#### WHAT IS REQUIRED
Skip the pictures. Copy all the rest of the records down exactly.

#### RECORDS SUPPLIED

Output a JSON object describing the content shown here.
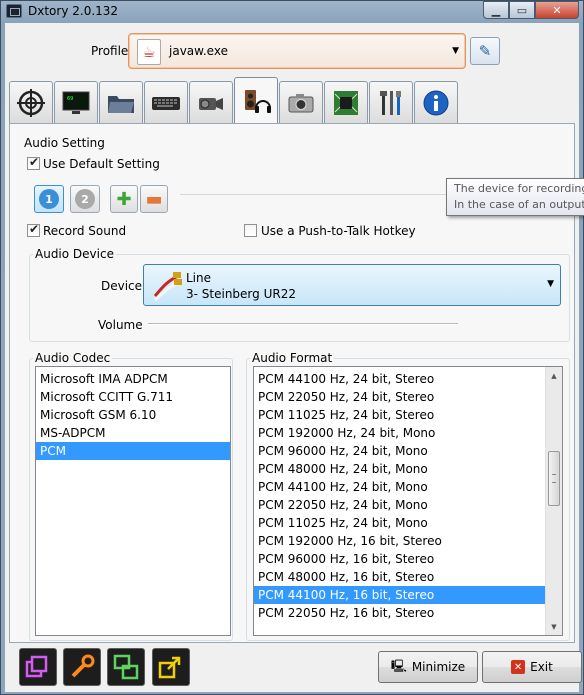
{
  "window": {
    "title": "Dxtory 2.0.132"
  },
  "profile": {
    "label": "Profile",
    "value": "javaw.exe"
  },
  "tabs": [
    {
      "name": "target",
      "icon": "crosshair-icon"
    },
    {
      "name": "display",
      "icon": "monitor-icon"
    },
    {
      "name": "folder",
      "icon": "folder-icon"
    },
    {
      "name": "hotkey",
      "icon": "keyboard-icon"
    },
    {
      "name": "movie",
      "icon": "camcorder-icon"
    },
    {
      "name": "audio",
      "icon": "speaker-headphones-icon",
      "active": true
    },
    {
      "name": "screenshot",
      "icon": "camera-icon"
    },
    {
      "name": "advanced",
      "icon": "chip-icon"
    },
    {
      "name": "tools",
      "icon": "tools-icon"
    },
    {
      "name": "info",
      "icon": "info-icon"
    }
  ],
  "audio_setting": {
    "title": "Audio Setting",
    "use_default_label": "Use Default Setting",
    "use_default_checked": true,
    "slot1": "1",
    "slot2": "2",
    "record_sound_label": "Record Sound",
    "record_sound_checked": true,
    "push_to_talk_label": "Use a Push-to-Talk Hotkey",
    "push_to_talk_checked": false
  },
  "audio_device": {
    "title": "Audio Device",
    "device_label": "Device",
    "device_line1": "Line",
    "device_line2": "3- Steinberg UR22",
    "volume_label": "Volume"
  },
  "tooltip": {
    "line1": "The device for recording.",
    "line2": "In the case of an output e"
  },
  "audio_codec": {
    "title": "Audio Codec",
    "items": [
      "Microsoft IMA ADPCM",
      "Microsoft CCITT G.711",
      "Microsoft GSM 6.10",
      "MS-ADPCM",
      "PCM"
    ],
    "selected": "PCM"
  },
  "audio_format": {
    "title": "Audio Format",
    "items": [
      "PCM 44100 Hz, 24 bit, Stereo",
      "PCM 22050 Hz, 24 bit, Stereo",
      "PCM 11025 Hz, 24 bit, Stereo",
      "PCM 192000 Hz, 24 bit, Mono",
      "PCM 96000 Hz, 24 bit, Mono",
      "PCM 48000 Hz, 24 bit, Mono",
      "PCM 44100 Hz, 24 bit, Mono",
      "PCM 22050 Hz, 24 bit, Mono",
      "PCM 11025 Hz, 24 bit, Mono",
      "PCM 192000 Hz, 16 bit, Stereo",
      "PCM 96000 Hz, 16 bit, Stereo",
      "PCM 48000 Hz, 16 bit, Stereo",
      "PCM 44100 Hz, 16 bit, Stereo",
      "PCM 22050 Hz, 16 bit, Stereo"
    ],
    "selected": "PCM 44100 Hz, 16 bit, Stereo"
  },
  "buttons": {
    "minimize": "Minimize",
    "exit": "Exit"
  },
  "colors": {
    "accent_selection": "#3399ff",
    "slot1": "#3b8fd8",
    "slot2": "#a9a9a9",
    "add": "#3aa53a",
    "remove": "#e6753a"
  }
}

#### SOLUTION TO THIS TASK
Output a JSON object describing the content shown here.
{
  "window": {
    "title": "Dxtory 2.0.132"
  },
  "profile": {
    "label": "Profile",
    "value": "javaw.exe"
  },
  "tabs": [
    {
      "name": "target",
      "icon": "crosshair-icon"
    },
    {
      "name": "display",
      "icon": "monitor-icon"
    },
    {
      "name": "folder",
      "icon": "folder-icon"
    },
    {
      "name": "hotkey",
      "icon": "keyboard-icon"
    },
    {
      "name": "movie",
      "icon": "camcorder-icon"
    },
    {
      "name": "audio",
      "icon": "speaker-headphones-icon",
      "active": true
    },
    {
      "name": "screenshot",
      "icon": "camera-icon"
    },
    {
      "name": "advanced",
      "icon": "chip-icon"
    },
    {
      "name": "tools",
      "icon": "tools-icon"
    },
    {
      "name": "info",
      "icon": "info-icon"
    }
  ],
  "audio_setting": {
    "title": "Audio Setting",
    "use_default_label": "Use Default Setting",
    "use_default_checked": true,
    "slot1": "1",
    "slot2": "2",
    "record_sound_label": "Record Sound",
    "record_sound_checked": true,
    "push_to_talk_label": "Use a Push-to-Talk Hotkey",
    "push_to_talk_checked": false
  },
  "audio_device": {
    "title": "Audio Device",
    "device_label": "Device",
    "device_line1": "Line",
    "device_line2": "3- Steinberg UR22",
    "volume_label": "Volume"
  },
  "tooltip": {
    "line1": "The device for recording.",
    "line2": "In the case of an output e"
  },
  "audio_codec": {
    "title": "Audio Codec",
    "items": [
      "Microsoft IMA ADPCM",
      "Microsoft CCITT G.711",
      "Microsoft GSM 6.10",
      "MS-ADPCM",
      "PCM"
    ],
    "selected": "PCM"
  },
  "audio_format": {
    "title": "Audio Format",
    "items": [
      "PCM 44100 Hz, 24 bit, Stereo",
      "PCM 22050 Hz, 24 bit, Stereo",
      "PCM 11025 Hz, 24 bit, Stereo",
      "PCM 192000 Hz, 24 bit, Mono",
      "PCM 96000 Hz, 24 bit, Mono",
      "PCM 48000 Hz, 24 bit, Mono",
      "PCM 44100 Hz, 24 bit, Mono",
      "PCM 22050 Hz, 24 bit, Mono",
      "PCM 11025 Hz, 24 bit, Mono",
      "PCM 192000 Hz, 16 bit, Stereo",
      "PCM 96000 Hz, 16 bit, Stereo",
      "PCM 48000 Hz, 16 bit, Stereo",
      "PCM 44100 Hz, 16 bit, Stereo",
      "PCM 22050 Hz, 16 bit, Stereo"
    ],
    "selected": "PCM 44100 Hz, 16 bit, Stereo"
  },
  "buttons": {
    "minimize": "Minimize",
    "exit": "Exit"
  },
  "colors": {
    "accent_selection": "#3399ff",
    "slot1": "#3b8fd8",
    "slot2": "#a9a9a9",
    "add": "#3aa53a",
    "remove": "#e6753a"
  }
}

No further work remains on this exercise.